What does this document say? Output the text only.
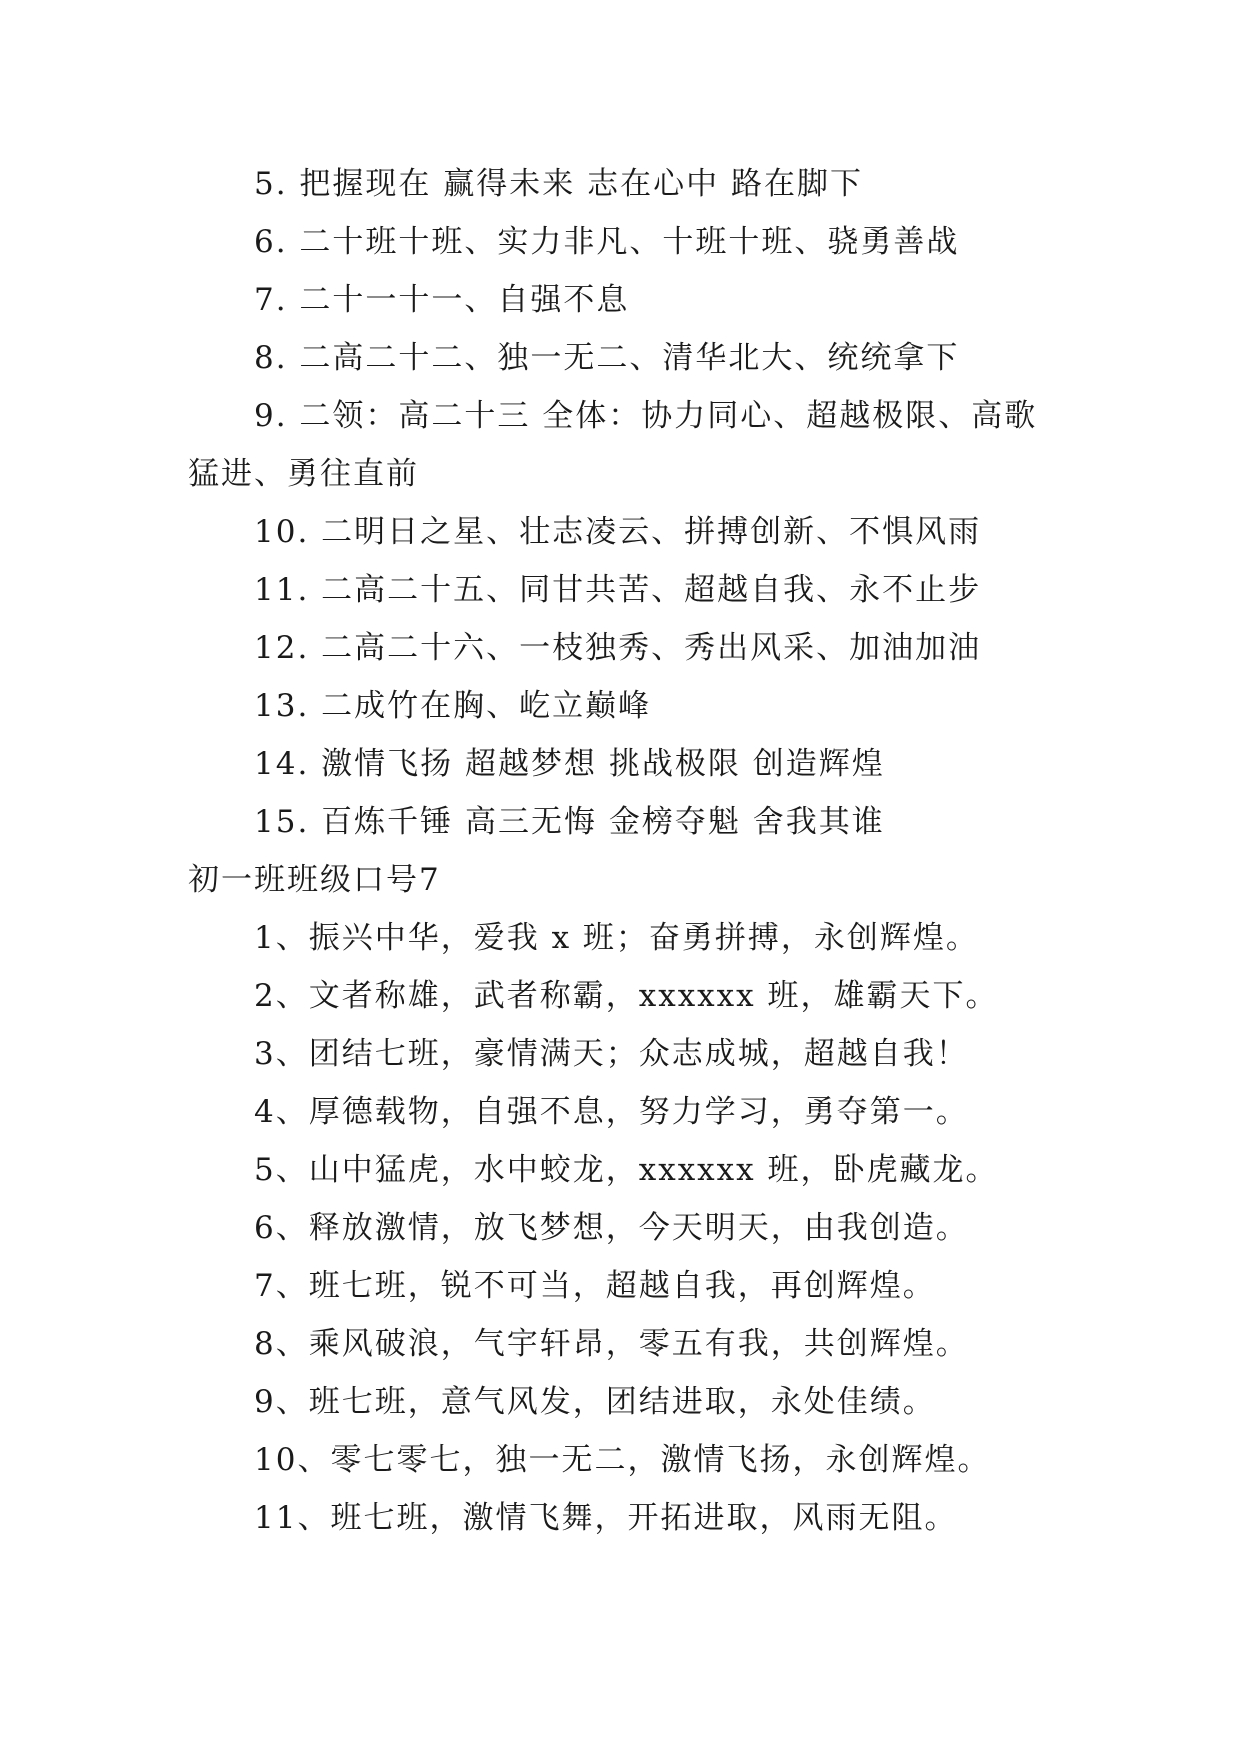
5. 把握现在 赢得未来 志在心中 路在脚下
6. 二十班十班、实力非凡、十班十班、骁勇善战
7. 二十一十一、自强不息
8. 二高二十二、独一无二、清华北大、统统拿下
9. 二领：高二十三 全体：协力同心、超越极限、高歌
猛进、勇往直前
10. 二明日之星、壮志凌云、拼搏创新、不惧风雨
11. 二高二十五、同甘共苦、超越自我、永不止步
12. 二高二十六、一枝独秀、秀出风采、加油加油
13. 二成竹在胸、屹立巅峰
14. 激情飞扬 超越梦想 挑战极限 创造辉煌
15. 百炼千锤 高三无悔 金榜夺魁 舍我其谁
初一班班级口号7
1、振兴中华，爱我 x 班；奋勇拼搏，永创辉煌。
2、文者称雄，武者称霸，xxxxxx 班，雄霸天下。
3、团结七班，豪情满天；众志成城，超越自我！
4、厚德载物，自强不息，努力学习，勇夺第一。
5、山中猛虎，水中蛟龙，xxxxxx 班，卧虎藏龙。
6、释放激情，放飞梦想，今天明天，由我创造。
7、班七班，锐不可当，超越自我，再创辉煌。
8、乘风破浪，气宇轩昂，零五有我，共创辉煌。
9、班七班，意气风发，团结进取，永处佳绩。
10、零七零七，独一无二，激情飞扬，永创辉煌。
11、班七班，激情飞舞，开拓进取，风雨无阻。
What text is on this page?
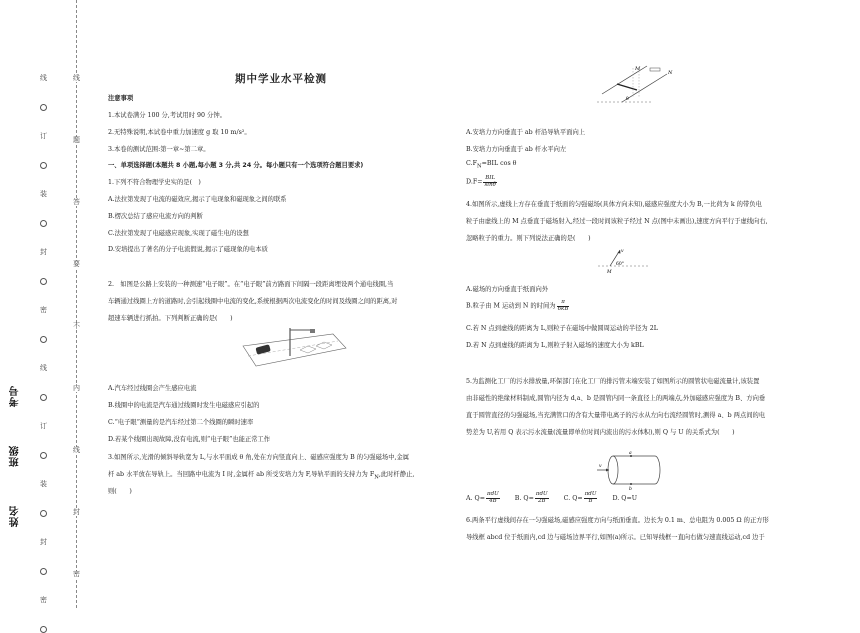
线
订
装
封
密
线
订
装
封
密
线
题
答
要
不
内
线
封
密
考号
班级
姓名
期中学业水平检测

注意事项

1.本试卷满分 100 分,考试用时 90 分钟。

2.无特殊说明,本试卷中重力加速度 g 取 10 m/s²。

3.本卷的测试范围:第一章~第二章。

一、单项选择题(本题共 8 小题,每小题 3 分,共 24 分。每小题只有一个选项符合题目要求)

1.下列不符合物理学史实的是(　)

A.法拉第发现了电流的磁效应,揭示了电现象和磁现象之间的联系

B.楞次总结了感应电流方向的判断

C.法拉第发现了电磁感应现象,实现了磁生电的设想

D.安培提出了著名的分子电流假说,揭示了磁现象的电本质

2.　如图是公路上安装的一种测速“电子眼”。在“电子眼”前方路面下间隔一段距离埋设两个通电线圈,当

车辆通过线圈上方的道路时,会引起线圈中电流的变化,系统根据两次电流变化的时间及线圈之间的距离,对

超速车辆进行抓拍。下列判断正确的是(　　)

A.汽车经过线圈会产生感应电流

B.线圈中的电流是汽车通过线圈时发生电磁感应引起的

C.“电子眼”测量的是汽车经过第二个线圈的瞬时速率

D.若某个线圈出现故障,没有电流,则“电子眼”也能正常工作

3.如图所示,光滑的倾斜导轨宽为 L,与水平面成 θ 角,处在方向竖直向上、磁感应强度为 B 的匀强磁场中,金属

杆 ab 水平放在导轨上。当回路中电流为 I 时,金属杆 ab 所受安培力为 F,导轨平面的支持力为 $F_N$,此时杆静止,

则(　　)

M
θ
N

A.安培力方向垂直于 ab 杆沿导轨平面向上

B.安培力方向垂直于 ab 杆水平向左

$C.F_N=BIL$ cos θ

$D.F= \frac{\text{BIL}}{\sin\theta}$

4.如图所示,虚线上方存在垂直于纸面的匀强磁场(具体方向未知),磁感应强度大小为 B,一比荷为 k 的带负电

粒子由虚线上的 M 点垂直于磁场射入,经过一段时间该粒子经过 N 点(图中未画出),速度方向平行于虚线向右,

忽略粒子的重力。则下列说法正确的是(　　)

v
60°
M

A.磁场的方向垂直于纸面向外

B.粒子由 M 运动到 N 的时间为 $\frac{\pi}{6kB}$

C.若 N 点到虚线的距离为 L,则粒子在磁场中做圆周运动的半径为 2L

D.若 N 点到虚线的距离为 L,则粒子射入磁场的速度大小为 kBL

5.为监测化工厂的污水排放量,环保部门在化工厂的排污管末端安装了如图所示的圆管状电磁流量计,该装置

由非磁性的绝缘材料制成,圆管内径为 d,a、b 是圆管内同一条直径上的两端点,外加磁感应强度为 B、方向垂

直于圆管直径的匀强磁场,当充满管口的含有大量带电离子的污水从左向右流经圆管时,测得 a、b 两点间的电

势差为 U,若用 Q 表示污水流量(流量即单位时间内流出的污水体积),则 Q 与 U 的关系式为(　　)

a
v
b
A. $Q= \frac{\text{πdU}}{4B} B$. $Q= \frac{\text{πdU}}{2B} C$. $Q= \frac{\text{πdU}}{B} D$. Q=U

6.两条平行虚线间存在一匀强磁场,磁感应强度方向与纸面垂直。边长为 0.1 m、总电阻为 0.005 Ω 的正方形

导线框 abcd 位于纸面内,cd 边与磁场边界平行,如图(a)所示。已知导线框一直向右做匀速直线运动,cd 边于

════════════════

Repeat the data in full and exactly. Omit pictures.

What does this document say? Output the text only.
5. 把握现在 赢得未来 志在心中 路在脚下
6. 二十班十班、实力非凡、十班十班、骁勇善战
7. 二十一十一、自强不息
8. 二高二十二、独一无二、清华北大、统统拿下
9. 二领：高二十三 全体：协力同心、超越极限、高歌
猛进、勇往直前
10. 二明日之星、壮志凌云、拼搏创新、不惧风雨
11. 二高二十五、同甘共苦、超越自我、永不止步
12. 二高二十六、一枝独秀、秀出风采、加油加油
13. 二成竹在胸、屹立巅峰
14. 激情飞扬 超越梦想 挑战极限 创造辉煌
15. 百炼千锤 高三无悔 金榜夺魁 舍我其谁
初一班班级口号7
1、振兴中华，爱我 x 班；奋勇拼搏，永创辉煌。
2、文者称雄，武者称霸，xxxxxx 班，雄霸天下。
3、团结七班，豪情满天；众志成城，超越自我！
4、厚德载物，自强不息，努力学习，勇夺第一。
5、山中猛虎，水中蛟龙，xxxxxx 班，卧虎藏龙。
6、释放激情，放飞梦想，今天明天，由我创造。
7、班七班，锐不可当，超越自我，再创辉煌。
8、乘风破浪，气宇轩昂，零五有我，共创辉煌。
9、班七班，意气风发，团结进取，永处佳绩。
10、零七零七，独一无二，激情飞扬，永创辉煌。
11、班七班，激情飞舞，开拓进取，风雨无阻。
What text is on this page?
线
订
装
封
密
线
订
装
封
密
线
题
答
要
不
内
线
封
密
考号
班级
姓名
期中学业水平检测

注意事项

1.本试卷满分 100 分,考试用时 90 分钟。

2.无特殊说明,本试卷中重力加速度 g 取 10 m/s²。

3.本卷的测试范围:第一章~第二章。

一、单项选择题(本题共 8 小题,每小题 3 分,共 24 分。每小题只有一个选项符合题目要求)

1.下列不符合物理学史实的是(　)

A.法拉第发现了电流的磁效应,揭示了电现象和磁现象之间的联系

B.楞次总结了感应电流方向的判断

C.法拉第发现了电磁感应现象,实现了磁生电的设想

D.安培提出了著名的分子电流假说,揭示了磁现象的电本质

2.　如图是公路上安装的一种测速“电子眼”。在“电子眼”前方路面下间隔一段距离埋设两个通电线圈,当

车辆通过线圈上方的道路时,会引起线圈中电流的变化,系统根据两次电流变化的时间及线圈之间的距离,对

超速车辆进行抓拍。下列判断正确的是(　　)

A.汽车经过线圈会产生感应电流

B.线圈中的电流是汽车通过线圈时发生电磁感应引起的

C.“电子眼”测量的是汽车经过第二个线圈的瞬时速率

D.若某个线圈出现故障,没有电流,则“电子眼”也能正常工作

3.如图所示,光滑的倾斜导轨宽为 L,与水平面成 θ 角,处在方向竖直向上、磁感应强度为 B 的匀强磁场中,金属

杆 ab 水平放在导轨上。当回路中电流为 I 时,金属杆 ab 所受安培力为 F,导轨平面的支持力为 $F_N$,此时杆静止,

则(　　)

M
θ
N

A.安培力方向垂直于 ab 杆沿导轨平面向上

B.安培力方向垂直于 ab 杆水平向左

$C.F_N=BIL$ cos θ

$D.F= \frac{\text{BIL}}{\sin\theta}$

4.如图所示,虚线上方存在垂直于纸面的匀强磁场(具体方向未知),磁感应强度大小为 B,一比荷为 k 的带负电

粒子由虚线上的 M 点垂直于磁场射入,经过一段时间该粒子经过 N 点(图中未画出),速度方向平行于虚线向右,

忽略粒子的重力。则下列说法正确的是(　　)

v
60°
M

A.磁场的方向垂直于纸面向外

B.粒子由 M 运动到 N 的时间为 $\frac{\pi}{6kB}$

C.若 N 点到虚线的距离为 L,则粒子在磁场中做圆周运动的半径为 2L

D.若 N 点到虚线的距离为 L,则粒子射入磁场的速度大小为 kBL

5.为监测化工厂的污水排放量,环保部门在化工厂的排污管末端安装了如图所示的圆管状电磁流量计,该装置

由非磁性的绝缘材料制成,圆管内径为 d,a、b 是圆管内同一条直径上的两端点,外加磁感应强度为 B、方向垂

直于圆管直径的匀强磁场,当充满管口的含有大量带电离子的污水从左向右流经圆管时,测得 a、b 两点间的电

势差为 U,若用 Q 表示污水流量(流量即单位时间内流出的污水体积),则 Q 与 U 的关系式为(　　)

a
v
b
A. $Q= \frac{\text{πdU}}{4B} B$. $Q= \frac{\text{πdU}}{2B} C$. $Q= \frac{\text{πdU}}{B} D$. Q=U

6.两条平行虚线间存在一匀强磁场,磁感应强度方向与纸面垂直。边长为 0.1 m、总电阻为 0.005 Ω 的正方形

导线框 abcd 位于纸面内,cd 边与磁场边界平行,如图(a)所示。已知导线框一直向右做匀速直线运动,cd 边于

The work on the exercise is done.